## ENTRIES PROVIDED
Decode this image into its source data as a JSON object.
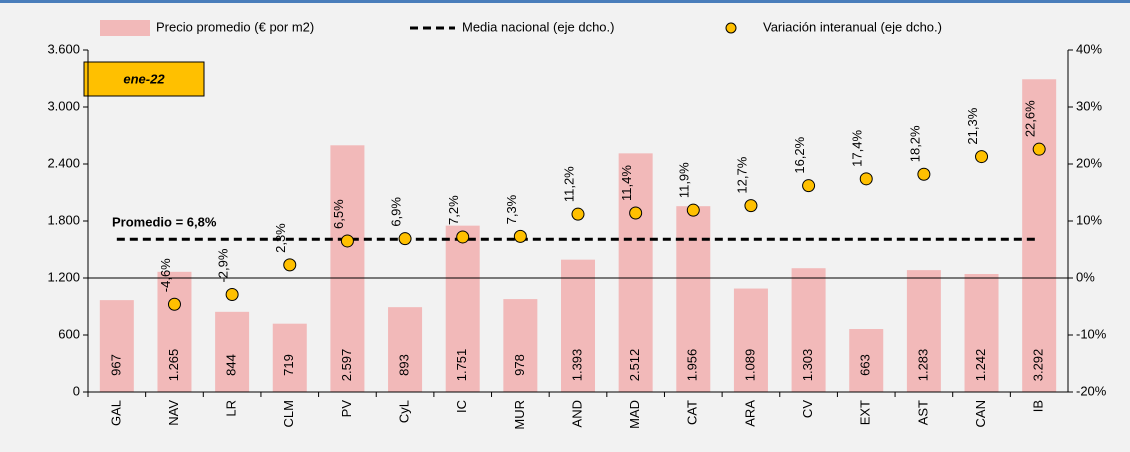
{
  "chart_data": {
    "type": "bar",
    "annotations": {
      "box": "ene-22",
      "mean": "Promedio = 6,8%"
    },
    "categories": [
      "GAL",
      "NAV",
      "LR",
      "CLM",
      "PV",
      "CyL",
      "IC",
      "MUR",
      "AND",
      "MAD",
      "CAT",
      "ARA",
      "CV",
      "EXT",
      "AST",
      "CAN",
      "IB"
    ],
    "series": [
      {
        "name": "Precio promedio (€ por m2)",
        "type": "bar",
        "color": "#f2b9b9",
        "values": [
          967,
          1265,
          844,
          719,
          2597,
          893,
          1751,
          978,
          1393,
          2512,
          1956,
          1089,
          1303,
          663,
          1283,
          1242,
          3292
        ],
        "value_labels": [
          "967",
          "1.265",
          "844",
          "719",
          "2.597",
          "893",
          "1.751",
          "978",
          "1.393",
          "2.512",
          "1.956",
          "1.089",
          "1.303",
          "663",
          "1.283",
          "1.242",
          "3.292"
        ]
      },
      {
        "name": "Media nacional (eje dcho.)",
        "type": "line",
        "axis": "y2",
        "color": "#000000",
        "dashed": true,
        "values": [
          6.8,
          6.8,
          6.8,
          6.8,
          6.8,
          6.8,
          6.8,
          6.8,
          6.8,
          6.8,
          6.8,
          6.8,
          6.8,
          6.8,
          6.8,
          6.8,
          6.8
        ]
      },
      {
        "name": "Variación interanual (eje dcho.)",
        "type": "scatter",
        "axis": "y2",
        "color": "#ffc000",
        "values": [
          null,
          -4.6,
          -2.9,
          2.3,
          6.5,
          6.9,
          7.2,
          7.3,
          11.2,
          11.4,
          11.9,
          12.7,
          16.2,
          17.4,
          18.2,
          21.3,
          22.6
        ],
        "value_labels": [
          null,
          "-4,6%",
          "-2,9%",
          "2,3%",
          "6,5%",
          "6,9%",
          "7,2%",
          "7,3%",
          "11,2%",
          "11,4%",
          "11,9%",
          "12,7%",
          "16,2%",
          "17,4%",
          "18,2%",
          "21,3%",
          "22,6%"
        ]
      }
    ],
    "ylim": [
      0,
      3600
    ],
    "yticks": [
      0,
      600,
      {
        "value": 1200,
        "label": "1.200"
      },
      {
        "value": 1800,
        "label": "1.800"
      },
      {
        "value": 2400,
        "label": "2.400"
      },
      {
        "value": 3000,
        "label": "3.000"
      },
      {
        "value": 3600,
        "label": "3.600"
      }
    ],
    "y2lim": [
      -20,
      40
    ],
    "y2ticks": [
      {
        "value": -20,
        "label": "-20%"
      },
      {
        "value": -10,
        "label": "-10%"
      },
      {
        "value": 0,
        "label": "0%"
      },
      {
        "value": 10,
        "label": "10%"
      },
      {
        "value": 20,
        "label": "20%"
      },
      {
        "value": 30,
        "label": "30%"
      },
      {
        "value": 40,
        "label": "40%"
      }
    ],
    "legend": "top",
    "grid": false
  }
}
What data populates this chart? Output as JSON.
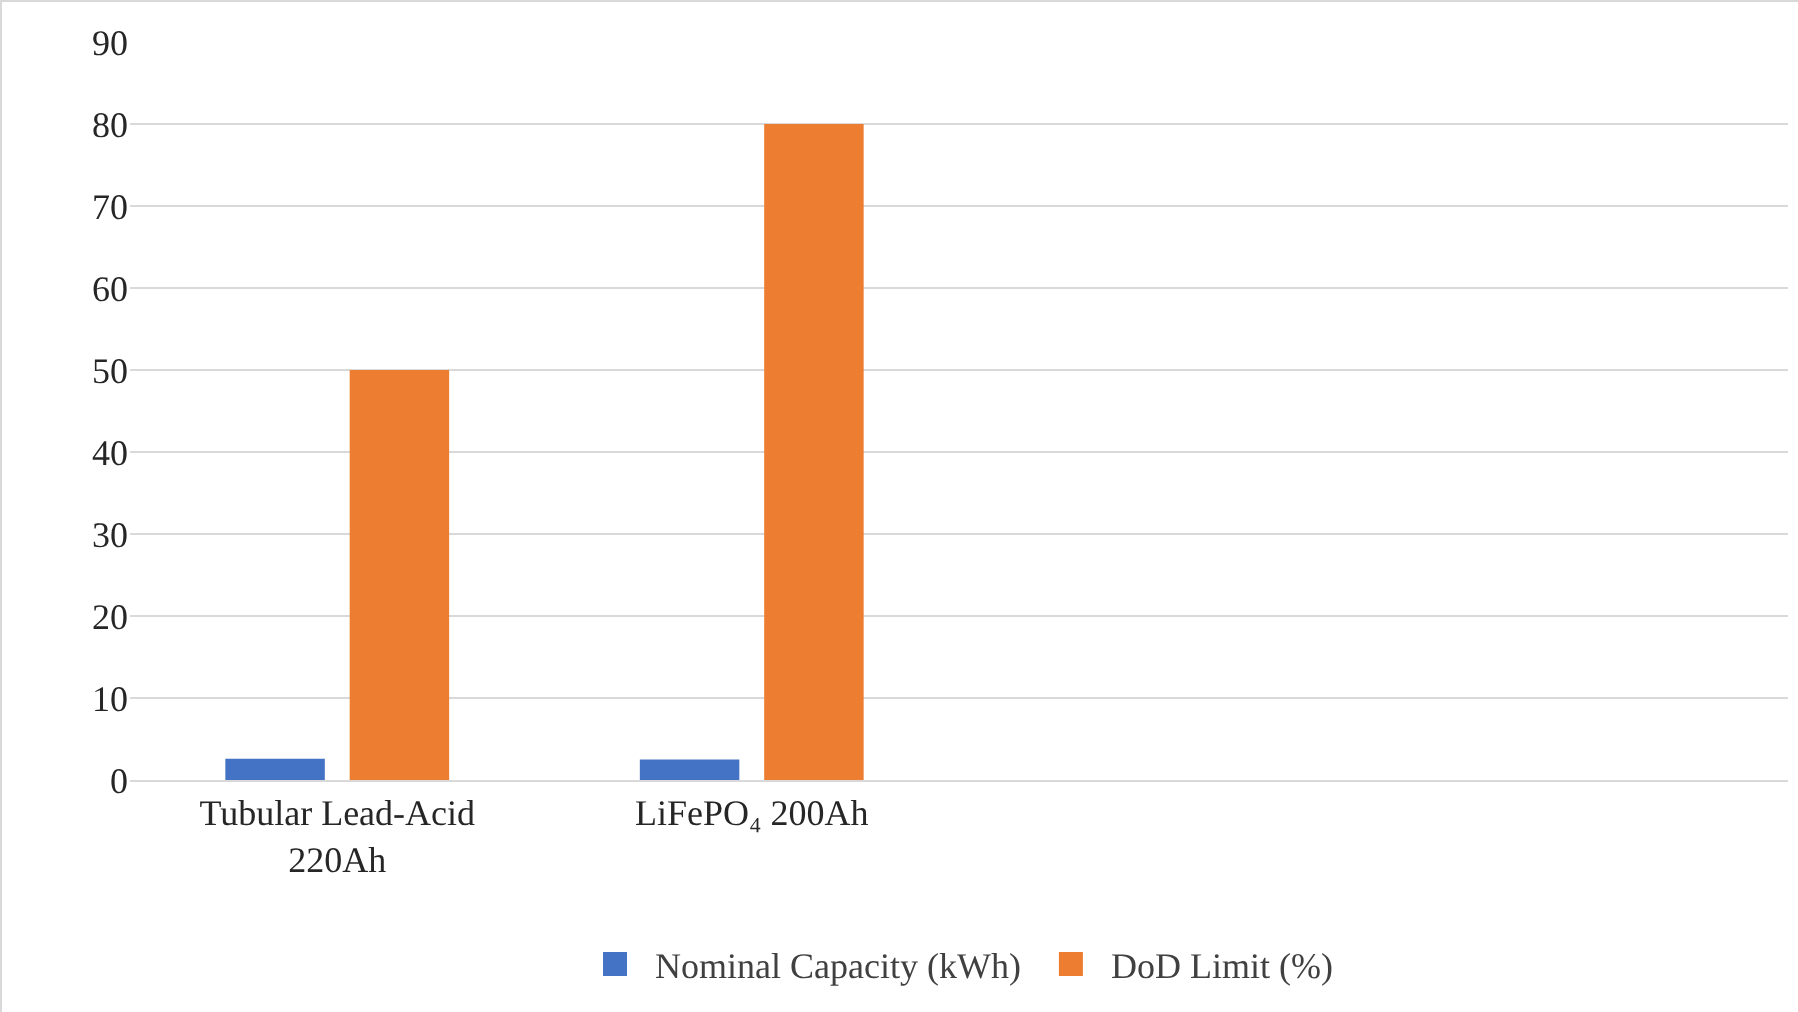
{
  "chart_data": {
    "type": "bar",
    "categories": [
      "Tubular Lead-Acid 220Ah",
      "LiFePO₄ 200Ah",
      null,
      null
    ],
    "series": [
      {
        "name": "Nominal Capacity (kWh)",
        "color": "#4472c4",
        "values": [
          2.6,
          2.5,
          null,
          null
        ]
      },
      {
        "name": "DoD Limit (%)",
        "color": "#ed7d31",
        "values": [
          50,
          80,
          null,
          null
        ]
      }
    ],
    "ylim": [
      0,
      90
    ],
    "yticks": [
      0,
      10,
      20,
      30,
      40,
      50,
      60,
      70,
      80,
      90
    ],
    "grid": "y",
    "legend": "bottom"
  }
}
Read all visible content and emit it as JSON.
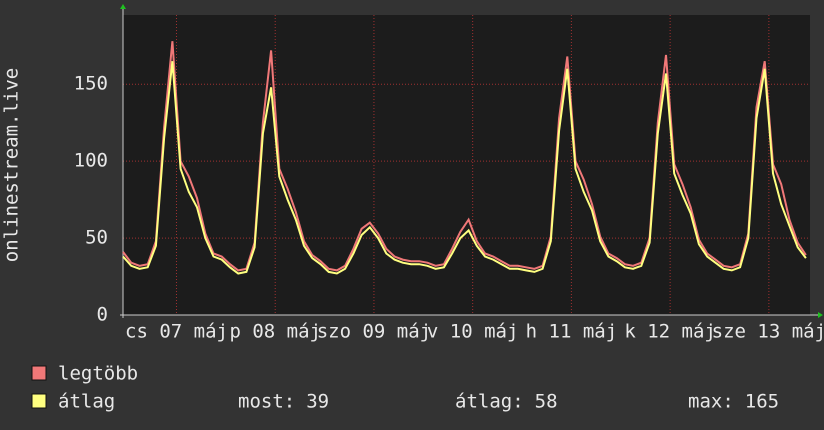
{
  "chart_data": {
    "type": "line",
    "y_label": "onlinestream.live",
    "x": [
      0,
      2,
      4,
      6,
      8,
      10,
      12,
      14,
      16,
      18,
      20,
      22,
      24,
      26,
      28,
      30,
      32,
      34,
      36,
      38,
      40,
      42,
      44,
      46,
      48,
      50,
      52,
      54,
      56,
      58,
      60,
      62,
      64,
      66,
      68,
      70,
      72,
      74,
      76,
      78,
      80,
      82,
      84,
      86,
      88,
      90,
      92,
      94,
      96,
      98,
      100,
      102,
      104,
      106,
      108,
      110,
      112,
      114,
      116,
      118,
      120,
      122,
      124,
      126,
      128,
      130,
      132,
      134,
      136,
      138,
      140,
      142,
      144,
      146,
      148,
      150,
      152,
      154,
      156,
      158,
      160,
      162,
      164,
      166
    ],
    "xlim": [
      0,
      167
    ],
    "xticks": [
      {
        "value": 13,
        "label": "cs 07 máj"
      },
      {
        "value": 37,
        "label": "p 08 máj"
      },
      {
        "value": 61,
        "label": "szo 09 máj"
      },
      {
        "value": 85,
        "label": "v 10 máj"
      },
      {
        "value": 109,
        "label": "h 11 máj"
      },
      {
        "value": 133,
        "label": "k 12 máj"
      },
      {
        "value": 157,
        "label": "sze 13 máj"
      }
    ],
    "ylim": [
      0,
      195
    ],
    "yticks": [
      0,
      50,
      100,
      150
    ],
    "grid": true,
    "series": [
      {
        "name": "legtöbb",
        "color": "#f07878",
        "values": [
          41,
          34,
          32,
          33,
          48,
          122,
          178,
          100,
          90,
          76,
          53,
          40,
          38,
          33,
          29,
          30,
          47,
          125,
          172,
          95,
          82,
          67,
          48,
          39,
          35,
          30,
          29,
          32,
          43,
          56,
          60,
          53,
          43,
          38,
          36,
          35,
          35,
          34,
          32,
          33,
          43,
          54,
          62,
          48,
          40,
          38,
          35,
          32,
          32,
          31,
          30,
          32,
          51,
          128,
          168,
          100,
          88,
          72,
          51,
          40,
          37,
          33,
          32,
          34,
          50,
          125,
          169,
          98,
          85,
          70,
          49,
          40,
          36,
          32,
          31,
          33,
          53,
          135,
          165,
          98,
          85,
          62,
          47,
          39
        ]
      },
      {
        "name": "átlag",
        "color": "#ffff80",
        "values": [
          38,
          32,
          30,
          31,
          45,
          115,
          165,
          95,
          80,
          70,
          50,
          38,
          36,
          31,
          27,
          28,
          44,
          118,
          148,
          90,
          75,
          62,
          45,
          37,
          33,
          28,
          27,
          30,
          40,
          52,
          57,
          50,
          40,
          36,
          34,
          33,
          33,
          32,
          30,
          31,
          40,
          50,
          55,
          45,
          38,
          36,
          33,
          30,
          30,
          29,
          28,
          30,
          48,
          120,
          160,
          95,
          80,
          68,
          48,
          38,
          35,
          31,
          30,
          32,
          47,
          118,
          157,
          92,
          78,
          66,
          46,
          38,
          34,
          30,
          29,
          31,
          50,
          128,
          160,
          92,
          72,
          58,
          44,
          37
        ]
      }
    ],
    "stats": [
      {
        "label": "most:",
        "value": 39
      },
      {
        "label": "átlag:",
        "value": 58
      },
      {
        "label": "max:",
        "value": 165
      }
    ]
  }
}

## WHAT IS BEING ASKED
Print every entry above again without changing a word, and omit the pictures.

## EXERCISE OUTPUT
Decode this image into its source data as a JSON object.
{
  "chart_data": {
    "type": "bar",
    "annotations": {
      "box": "ene-22",
      "mean": "Promedio = 6,8%"
    },
    "categories": [
      "GAL",
      "NAV",
      "LR",
      "CLM",
      "PV",
      "CyL",
      "IC",
      "MUR",
      "AND",
      "MAD",
      "CAT",
      "ARA",
      "CV",
      "EXT",
      "AST",
      "CAN",
      "IB"
    ],
    "series": [
      {
        "name": "Precio promedio (€ por m2)",
        "type": "bar",
        "color": "#f2b9b9",
        "values": [
          967,
          1265,
          844,
          719,
          2597,
          893,
          1751,
          978,
          1393,
          2512,
          1956,
          1089,
          1303,
          663,
          1283,
          1242,
          3292
        ],
        "value_labels": [
          "967",
          "1.265",
          "844",
          "719",
          "2.597",
          "893",
          "1.751",
          "978",
          "1.393",
          "2.512",
          "1.956",
          "1.089",
          "1.303",
          "663",
          "1.283",
          "1.242",
          "3.292"
        ]
      },
      {
        "name": "Media nacional (eje dcho.)",
        "type": "line",
        "axis": "y2",
        "color": "#000000",
        "dashed": true,
        "values": [
          6.8,
          6.8,
          6.8,
          6.8,
          6.8,
          6.8,
          6.8,
          6.8,
          6.8,
          6.8,
          6.8,
          6.8,
          6.8,
          6.8,
          6.8,
          6.8,
          6.8
        ]
      },
      {
        "name": "Variación interanual (eje dcho.)",
        "type": "scatter",
        "axis": "y2",
        "color": "#ffc000",
        "values": [
          null,
          -4.6,
          -2.9,
          2.3,
          6.5,
          6.9,
          7.2,
          7.3,
          11.2,
          11.4,
          11.9,
          12.7,
          16.2,
          17.4,
          18.2,
          21.3,
          22.6
        ],
        "value_labels": [
          null,
          "-4,6%",
          "-2,9%",
          "2,3%",
          "6,5%",
          "6,9%",
          "7,2%",
          "7,3%",
          "11,2%",
          "11,4%",
          "11,9%",
          "12,7%",
          "16,2%",
          "17,4%",
          "18,2%",
          "21,3%",
          "22,6%"
        ]
      }
    ],
    "ylim": [
      0,
      3600
    ],
    "yticks": [
      0,
      600,
      {
        "value": 1200,
        "label": "1.200"
      },
      {
        "value": 1800,
        "label": "1.800"
      },
      {
        "value": 2400,
        "label": "2.400"
      },
      {
        "value": 3000,
        "label": "3.000"
      },
      {
        "value": 3600,
        "label": "3.600"
      }
    ],
    "y2lim": [
      -20,
      40
    ],
    "y2ticks": [
      {
        "value": -20,
        "label": "-20%"
      },
      {
        "value": -10,
        "label": "-10%"
      },
      {
        "value": 0,
        "label": "0%"
      },
      {
        "value": 10,
        "label": "10%"
      },
      {
        "value": 20,
        "label": "20%"
      },
      {
        "value": 30,
        "label": "30%"
      },
      {
        "value": 40,
        "label": "40%"
      }
    ],
    "legend": "top",
    "grid": false
  }
}
What data populates this chart? Output as JSON.
{
  "chart_data": {
    "type": "bar",
    "categories": [
      "Tubular Lead-Acid 220Ah",
      "LiFePO₄ 200Ah",
      null,
      null
    ],
    "series": [
      {
        "name": "Nominal Capacity (kWh)",
        "color": "#4472c4",
        "values": [
          2.6,
          2.5,
          null,
          null
        ]
      },
      {
        "name": "DoD Limit (%)",
        "color": "#ed7d31",
        "values": [
          50,
          80,
          null,
          null
        ]
      }
    ],
    "ylim": [
      0,
      90
    ],
    "yticks": [
      0,
      10,
      20,
      30,
      40,
      50,
      60,
      70,
      80,
      90
    ],
    "grid": "y",
    "legend": "bottom"
  }
}
Read all visible content and emit it as JSON.
{
  "chart_data": {
    "type": "line",
    "y_label": "onlinestream.live",
    "x": [
      0,
      2,
      4,
      6,
      8,
      10,
      12,
      14,
      16,
      18,
      20,
      22,
      24,
      26,
      28,
      30,
      32,
      34,
      36,
      38,
      40,
      42,
      44,
      46,
      48,
      50,
      52,
      54,
      56,
      58,
      60,
      62,
      64,
      66,
      68,
      70,
      72,
      74,
      76,
      78,
      80,
      82,
      84,
      86,
      88,
      90,
      92,
      94,
      96,
      98,
      100,
      102,
      104,
      106,
      108,
      110,
      112,
      114,
      116,
      118,
      120,
      122,
      124,
      126,
      128,
      130,
      132,
      134,
      136,
      138,
      140,
      142,
      144,
      146,
      148,
      150,
      152,
      154,
      156,
      158,
      160,
      162,
      164,
      166
    ],
    "xlim": [
      0,
      167
    ],
    "xticks": [
      {
        "value": 13,
        "label": "cs 07 máj"
      },
      {
        "value": 37,
        "label": "p 08 máj"
      },
      {
        "value": 61,
        "label": "szo 09 máj"
      },
      {
        "value": 85,
        "label": "v 10 máj"
      },
      {
        "value": 109,
        "label": "h 11 máj"
      },
      {
        "value": 133,
        "label": "k 12 máj"
      },
      {
        "value": 157,
        "label": "sze 13 máj"
      }
    ],
    "ylim": [
      0,
      195
    ],
    "yticks": [
      0,
      50,
      100,
      150
    ],
    "grid": true,
    "series": [
      {
        "name": "legtöbb",
        "color": "#f07878",
        "values": [
          41,
          34,
          32,
          33,
          48,
          122,
          178,
          100,
          90,
          76,
          53,
          40,
          38,
          33,
          29,
          30,
          47,
          125,
          172,
          95,
          82,
          67,
          48,
          39,
          35,
          30,
          29,
          32,
          43,
          56,
          60,
          53,
          43,
          38,
          36,
          35,
          35,
          34,
          32,
          33,
          43,
          54,
          62,
          48,
          40,
          38,
          35,
          32,
          32,
          31,
          30,
          32,
          51,
          128,
          168,
          100,
          88,
          72,
          51,
          40,
          37,
          33,
          32,
          34,
          50,
          125,
          169,
          98,
          85,
          70,
          49,
          40,
          36,
          32,
          31,
          33,
          53,
          135,
          165,
          98,
          85,
          62,
          47,
          39
        ]
      },
      {
        "name": "átlag",
        "color": "#ffff80",
        "values": [
          38,
          32,
          30,
          31,
          45,
          115,
          165,
          95,
          80,
          70,
          50,
          38,
          36,
          31,
          27,
          28,
          44,
          118,
          148,
          90,
          75,
          62,
          45,
          37,
          33,
          28,
          27,
          30,
          40,
          52,
          57,
          50,
          40,
          36,
          34,
          33,
          33,
          32,
          30,
          31,
          40,
          50,
          55,
          45,
          38,
          36,
          33,
          30,
          30,
          29,
          28,
          30,
          48,
          120,
          160,
          95,
          80,
          68,
          48,
          38,
          35,
          31,
          30,
          32,
          47,
          118,
          157,
          92,
          78,
          66,
          46,
          38,
          34,
          30,
          29,
          31,
          50,
          128,
          160,
          92,
          72,
          58,
          44,
          37
        ]
      }
    ],
    "stats": [
      {
        "label": "most:",
        "value": 39
      },
      {
        "label": "átlag:",
        "value": 58
      },
      {
        "label": "max:",
        "value": 165
      }
    ]
  }
}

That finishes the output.